WHAT THE EXERCISE ASKS: Collect all lines below with the string "SRMTID".

DATASET CONTENT:
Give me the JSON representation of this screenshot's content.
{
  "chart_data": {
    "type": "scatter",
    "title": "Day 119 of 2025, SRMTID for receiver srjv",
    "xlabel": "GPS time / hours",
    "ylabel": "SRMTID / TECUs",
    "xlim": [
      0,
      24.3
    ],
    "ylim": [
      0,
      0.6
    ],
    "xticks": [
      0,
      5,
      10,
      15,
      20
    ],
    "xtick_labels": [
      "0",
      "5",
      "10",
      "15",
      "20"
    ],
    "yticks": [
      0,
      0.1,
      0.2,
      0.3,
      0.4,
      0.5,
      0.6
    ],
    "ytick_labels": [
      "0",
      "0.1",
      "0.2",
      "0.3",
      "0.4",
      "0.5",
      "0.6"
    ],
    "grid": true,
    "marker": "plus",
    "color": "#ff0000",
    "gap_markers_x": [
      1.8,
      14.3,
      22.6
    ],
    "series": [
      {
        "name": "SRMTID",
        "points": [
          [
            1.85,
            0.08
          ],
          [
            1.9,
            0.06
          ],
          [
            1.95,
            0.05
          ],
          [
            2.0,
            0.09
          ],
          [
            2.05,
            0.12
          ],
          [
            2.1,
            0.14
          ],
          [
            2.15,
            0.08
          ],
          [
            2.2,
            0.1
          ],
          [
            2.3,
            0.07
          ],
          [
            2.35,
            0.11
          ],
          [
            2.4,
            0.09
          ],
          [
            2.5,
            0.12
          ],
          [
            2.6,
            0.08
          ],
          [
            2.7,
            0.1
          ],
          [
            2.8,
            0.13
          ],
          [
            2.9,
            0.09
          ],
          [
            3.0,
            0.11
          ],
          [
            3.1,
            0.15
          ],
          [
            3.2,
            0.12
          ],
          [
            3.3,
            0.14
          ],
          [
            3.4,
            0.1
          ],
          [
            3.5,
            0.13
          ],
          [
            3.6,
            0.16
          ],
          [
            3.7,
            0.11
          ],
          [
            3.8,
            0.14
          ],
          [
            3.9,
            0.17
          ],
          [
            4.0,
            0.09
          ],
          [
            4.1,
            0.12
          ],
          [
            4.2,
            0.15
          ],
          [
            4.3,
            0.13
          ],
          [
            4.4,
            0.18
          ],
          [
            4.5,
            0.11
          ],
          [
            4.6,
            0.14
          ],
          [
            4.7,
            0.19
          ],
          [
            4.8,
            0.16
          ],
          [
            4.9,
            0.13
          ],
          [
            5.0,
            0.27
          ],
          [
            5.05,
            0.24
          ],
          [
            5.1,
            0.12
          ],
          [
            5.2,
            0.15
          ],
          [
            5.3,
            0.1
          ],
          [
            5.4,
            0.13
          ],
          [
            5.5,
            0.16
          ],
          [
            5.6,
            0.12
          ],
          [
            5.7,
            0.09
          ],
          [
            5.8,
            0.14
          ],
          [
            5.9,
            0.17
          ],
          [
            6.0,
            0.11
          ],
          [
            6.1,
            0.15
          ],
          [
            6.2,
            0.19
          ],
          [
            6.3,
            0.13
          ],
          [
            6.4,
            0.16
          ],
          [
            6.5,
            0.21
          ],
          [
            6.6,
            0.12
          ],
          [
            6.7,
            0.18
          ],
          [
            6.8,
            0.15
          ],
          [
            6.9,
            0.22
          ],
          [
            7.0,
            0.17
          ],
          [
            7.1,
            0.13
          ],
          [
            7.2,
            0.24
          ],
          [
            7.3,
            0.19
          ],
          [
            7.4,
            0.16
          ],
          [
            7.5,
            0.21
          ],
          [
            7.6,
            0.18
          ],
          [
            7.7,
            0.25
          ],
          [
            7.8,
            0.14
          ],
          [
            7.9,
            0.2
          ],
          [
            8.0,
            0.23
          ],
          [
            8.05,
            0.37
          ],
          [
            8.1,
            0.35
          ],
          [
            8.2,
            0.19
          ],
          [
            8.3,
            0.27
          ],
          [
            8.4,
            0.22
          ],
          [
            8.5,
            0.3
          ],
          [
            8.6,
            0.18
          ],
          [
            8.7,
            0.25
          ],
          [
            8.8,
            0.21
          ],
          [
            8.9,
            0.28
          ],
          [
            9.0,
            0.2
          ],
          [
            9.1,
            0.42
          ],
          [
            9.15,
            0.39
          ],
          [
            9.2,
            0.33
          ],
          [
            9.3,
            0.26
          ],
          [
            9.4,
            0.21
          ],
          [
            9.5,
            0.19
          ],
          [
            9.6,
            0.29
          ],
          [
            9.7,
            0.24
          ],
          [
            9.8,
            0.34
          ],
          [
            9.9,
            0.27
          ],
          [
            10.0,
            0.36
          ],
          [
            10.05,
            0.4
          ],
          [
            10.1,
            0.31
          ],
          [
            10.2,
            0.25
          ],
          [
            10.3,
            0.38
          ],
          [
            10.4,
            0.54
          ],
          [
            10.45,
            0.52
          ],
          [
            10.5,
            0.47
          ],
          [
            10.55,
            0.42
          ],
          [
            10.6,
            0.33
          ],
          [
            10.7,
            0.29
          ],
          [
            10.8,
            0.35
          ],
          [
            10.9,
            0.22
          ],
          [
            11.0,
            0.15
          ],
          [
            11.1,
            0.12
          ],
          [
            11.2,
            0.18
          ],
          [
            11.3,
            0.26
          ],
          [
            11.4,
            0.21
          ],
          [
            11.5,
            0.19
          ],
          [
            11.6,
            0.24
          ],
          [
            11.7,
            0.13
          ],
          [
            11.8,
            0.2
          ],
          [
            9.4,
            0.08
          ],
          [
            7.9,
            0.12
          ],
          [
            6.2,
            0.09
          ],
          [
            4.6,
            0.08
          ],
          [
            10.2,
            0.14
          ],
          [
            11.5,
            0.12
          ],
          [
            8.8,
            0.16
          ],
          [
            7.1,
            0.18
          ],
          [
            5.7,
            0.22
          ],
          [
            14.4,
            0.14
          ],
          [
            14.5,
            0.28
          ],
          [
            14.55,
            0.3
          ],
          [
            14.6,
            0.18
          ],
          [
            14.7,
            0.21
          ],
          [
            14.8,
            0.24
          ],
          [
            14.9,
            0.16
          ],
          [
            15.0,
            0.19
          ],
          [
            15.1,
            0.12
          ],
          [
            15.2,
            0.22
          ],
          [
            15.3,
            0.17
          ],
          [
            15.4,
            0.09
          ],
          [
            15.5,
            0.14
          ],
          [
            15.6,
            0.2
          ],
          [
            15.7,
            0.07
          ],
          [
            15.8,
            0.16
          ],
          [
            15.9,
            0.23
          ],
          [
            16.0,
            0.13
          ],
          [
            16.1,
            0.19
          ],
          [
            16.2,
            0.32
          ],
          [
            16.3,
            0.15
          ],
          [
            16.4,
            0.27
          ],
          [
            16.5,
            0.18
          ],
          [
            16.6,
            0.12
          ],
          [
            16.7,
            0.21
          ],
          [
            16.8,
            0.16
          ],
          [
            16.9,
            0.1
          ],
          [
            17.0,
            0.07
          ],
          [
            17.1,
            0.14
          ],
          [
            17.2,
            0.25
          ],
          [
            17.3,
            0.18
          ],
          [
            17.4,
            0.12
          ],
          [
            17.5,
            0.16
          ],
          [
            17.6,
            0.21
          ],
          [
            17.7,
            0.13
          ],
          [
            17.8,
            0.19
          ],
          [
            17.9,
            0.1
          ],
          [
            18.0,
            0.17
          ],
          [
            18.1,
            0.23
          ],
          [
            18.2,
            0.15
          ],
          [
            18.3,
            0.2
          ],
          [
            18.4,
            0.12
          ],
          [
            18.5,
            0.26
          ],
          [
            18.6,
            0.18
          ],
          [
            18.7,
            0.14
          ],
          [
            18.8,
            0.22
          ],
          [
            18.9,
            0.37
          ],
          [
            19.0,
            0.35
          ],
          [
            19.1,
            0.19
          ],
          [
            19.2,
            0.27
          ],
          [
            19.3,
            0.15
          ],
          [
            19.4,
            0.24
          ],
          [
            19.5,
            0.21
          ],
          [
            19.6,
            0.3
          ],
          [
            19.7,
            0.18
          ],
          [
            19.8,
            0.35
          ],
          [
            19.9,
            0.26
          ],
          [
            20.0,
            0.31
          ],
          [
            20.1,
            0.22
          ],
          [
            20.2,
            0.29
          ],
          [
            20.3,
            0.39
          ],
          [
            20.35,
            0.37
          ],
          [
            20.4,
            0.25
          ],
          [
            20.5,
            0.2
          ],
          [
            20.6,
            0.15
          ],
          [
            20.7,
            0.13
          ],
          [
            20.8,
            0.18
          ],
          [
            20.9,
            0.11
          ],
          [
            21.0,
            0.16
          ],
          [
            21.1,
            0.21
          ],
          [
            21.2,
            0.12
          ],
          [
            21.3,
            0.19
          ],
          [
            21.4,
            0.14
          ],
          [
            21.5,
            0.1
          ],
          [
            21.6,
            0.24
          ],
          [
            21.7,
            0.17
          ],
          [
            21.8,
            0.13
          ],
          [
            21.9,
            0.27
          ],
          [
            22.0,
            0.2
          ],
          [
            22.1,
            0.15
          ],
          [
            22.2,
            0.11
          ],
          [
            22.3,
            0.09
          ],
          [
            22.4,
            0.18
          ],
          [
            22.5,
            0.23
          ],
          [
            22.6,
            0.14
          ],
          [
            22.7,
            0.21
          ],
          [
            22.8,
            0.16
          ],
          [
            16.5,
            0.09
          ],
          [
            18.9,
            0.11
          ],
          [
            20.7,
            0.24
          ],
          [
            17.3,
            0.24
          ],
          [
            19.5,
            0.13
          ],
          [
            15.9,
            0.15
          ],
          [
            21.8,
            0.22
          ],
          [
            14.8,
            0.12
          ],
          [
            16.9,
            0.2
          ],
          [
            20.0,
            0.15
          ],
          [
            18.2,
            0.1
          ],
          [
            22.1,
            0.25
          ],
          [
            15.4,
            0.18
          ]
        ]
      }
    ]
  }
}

COMPLETE OUTPUT:
    "title": "Day 119 of 2025, SRMTID for receiver srjv",
    "ylabel": "SRMTID / TECUs",
        "name": "SRMTID",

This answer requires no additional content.